» Do this: Copy everything in the listing below word for word, apart from any images.

-- Supplied records start --

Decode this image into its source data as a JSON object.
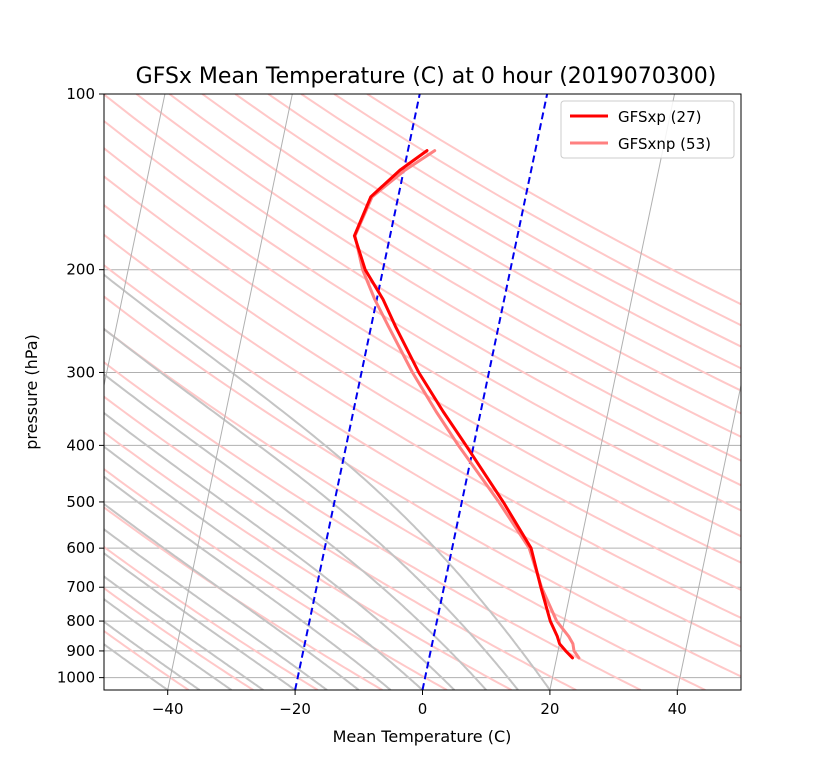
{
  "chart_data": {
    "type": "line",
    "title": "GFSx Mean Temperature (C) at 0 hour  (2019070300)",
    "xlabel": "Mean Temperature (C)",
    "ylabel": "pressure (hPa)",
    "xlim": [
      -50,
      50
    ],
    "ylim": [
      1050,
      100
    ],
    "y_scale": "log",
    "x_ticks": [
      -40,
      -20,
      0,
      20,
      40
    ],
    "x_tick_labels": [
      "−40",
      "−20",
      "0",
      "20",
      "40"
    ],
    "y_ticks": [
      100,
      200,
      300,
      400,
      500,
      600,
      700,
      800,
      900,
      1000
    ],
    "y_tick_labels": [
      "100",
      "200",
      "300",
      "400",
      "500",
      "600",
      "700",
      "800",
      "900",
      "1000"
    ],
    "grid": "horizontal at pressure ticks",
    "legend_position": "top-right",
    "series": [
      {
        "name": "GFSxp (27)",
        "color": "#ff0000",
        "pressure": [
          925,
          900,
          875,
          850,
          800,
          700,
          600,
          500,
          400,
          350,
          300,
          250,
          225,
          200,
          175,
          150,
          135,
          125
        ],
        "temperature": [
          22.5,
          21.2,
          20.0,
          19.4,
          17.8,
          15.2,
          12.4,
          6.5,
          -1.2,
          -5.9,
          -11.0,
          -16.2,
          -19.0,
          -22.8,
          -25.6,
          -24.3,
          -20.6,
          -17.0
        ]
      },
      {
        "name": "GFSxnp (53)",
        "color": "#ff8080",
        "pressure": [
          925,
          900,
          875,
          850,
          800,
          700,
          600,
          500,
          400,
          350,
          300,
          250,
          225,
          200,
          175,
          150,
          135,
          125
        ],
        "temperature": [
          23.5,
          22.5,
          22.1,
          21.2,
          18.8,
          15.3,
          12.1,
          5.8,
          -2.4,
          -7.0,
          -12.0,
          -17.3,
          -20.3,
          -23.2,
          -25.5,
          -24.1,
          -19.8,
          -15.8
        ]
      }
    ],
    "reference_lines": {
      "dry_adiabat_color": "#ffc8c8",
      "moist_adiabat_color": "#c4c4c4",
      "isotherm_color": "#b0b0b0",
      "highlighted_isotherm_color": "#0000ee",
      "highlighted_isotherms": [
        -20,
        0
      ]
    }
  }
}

-- Supplied records end --

» Response:
Decode this image into its source data as a JSON object.
{
  "chart_data": {
    "type": "line",
    "title": "GFSx Mean Temperature (C) at 0 hour  (2019070300)",
    "xlabel": "Mean Temperature (C)",
    "ylabel": "pressure (hPa)",
    "xlim": [
      -50,
      50
    ],
    "ylim": [
      1050,
      100
    ],
    "y_scale": "log",
    "x_ticks": [
      -40,
      -20,
      0,
      20,
      40
    ],
    "x_tick_labels": [
      "−40",
      "−20",
      "0",
      "20",
      "40"
    ],
    "y_ticks": [
      100,
      200,
      300,
      400,
      500,
      600,
      700,
      800,
      900,
      1000
    ],
    "y_tick_labels": [
      "100",
      "200",
      "300",
      "400",
      "500",
      "600",
      "700",
      "800",
      "900",
      "1000"
    ],
    "grid": "horizontal at pressure ticks",
    "legend_position": "top-right",
    "series": [
      {
        "name": "GFSxp (27)",
        "color": "#ff0000",
        "pressure": [
          925,
          900,
          875,
          850,
          800,
          700,
          600,
          500,
          400,
          350,
          300,
          250,
          225,
          200,
          175,
          150,
          135,
          125
        ],
        "temperature": [
          22.5,
          21.2,
          20.0,
          19.4,
          17.8,
          15.2,
          12.4,
          6.5,
          -1.2,
          -5.9,
          -11.0,
          -16.2,
          -19.0,
          -22.8,
          -25.6,
          -24.3,
          -20.6,
          -17.0
        ]
      },
      {
        "name": "GFSxnp (53)",
        "color": "#ff8080",
        "pressure": [
          925,
          900,
          875,
          850,
          800,
          700,
          600,
          500,
          400,
          350,
          300,
          250,
          225,
          200,
          175,
          150,
          135,
          125
        ],
        "temperature": [
          23.5,
          22.5,
          22.1,
          21.2,
          18.8,
          15.3,
          12.1,
          5.8,
          -2.4,
          -7.0,
          -12.0,
          -17.3,
          -20.3,
          -23.2,
          -25.5,
          -24.1,
          -19.8,
          -15.8
        ]
      }
    ],
    "reference_lines": {
      "dry_adiabat_color": "#ffc8c8",
      "moist_adiabat_color": "#c4c4c4",
      "isotherm_color": "#b0b0b0",
      "highlighted_isotherm_color": "#0000ee",
      "highlighted_isotherms": [
        -20,
        0
      ]
    }
  }
}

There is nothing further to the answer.